>> Begin
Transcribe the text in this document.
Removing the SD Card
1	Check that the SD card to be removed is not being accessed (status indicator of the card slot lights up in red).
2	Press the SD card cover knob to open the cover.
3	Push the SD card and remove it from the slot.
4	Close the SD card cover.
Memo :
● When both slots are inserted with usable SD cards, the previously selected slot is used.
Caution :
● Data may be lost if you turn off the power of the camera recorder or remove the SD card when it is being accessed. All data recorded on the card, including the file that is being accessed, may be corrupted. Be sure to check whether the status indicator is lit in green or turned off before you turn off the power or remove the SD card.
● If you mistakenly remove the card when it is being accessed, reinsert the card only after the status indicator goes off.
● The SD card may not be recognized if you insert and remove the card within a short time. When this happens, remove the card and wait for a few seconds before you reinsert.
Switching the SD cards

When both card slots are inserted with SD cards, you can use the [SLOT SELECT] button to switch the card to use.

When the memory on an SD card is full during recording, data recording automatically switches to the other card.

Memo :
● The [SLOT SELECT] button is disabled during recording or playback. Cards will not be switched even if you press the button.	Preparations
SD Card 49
>> End
Search the entries for the word "data" and pick out every line that holds it.

RESULT OF THE EXERCISE:
● Data may be lost if you turn off the power of the camera recorder or remove the SD card when it is being accessed. All data recorded on the card, including the file that is being accessed, may be corrupted. Be sure to check whether the status indicator is lit in green or turned off before you turn off the power or remove the SD card.
When the memory on an SD card is full during recording, data recording automatically switches to the other card.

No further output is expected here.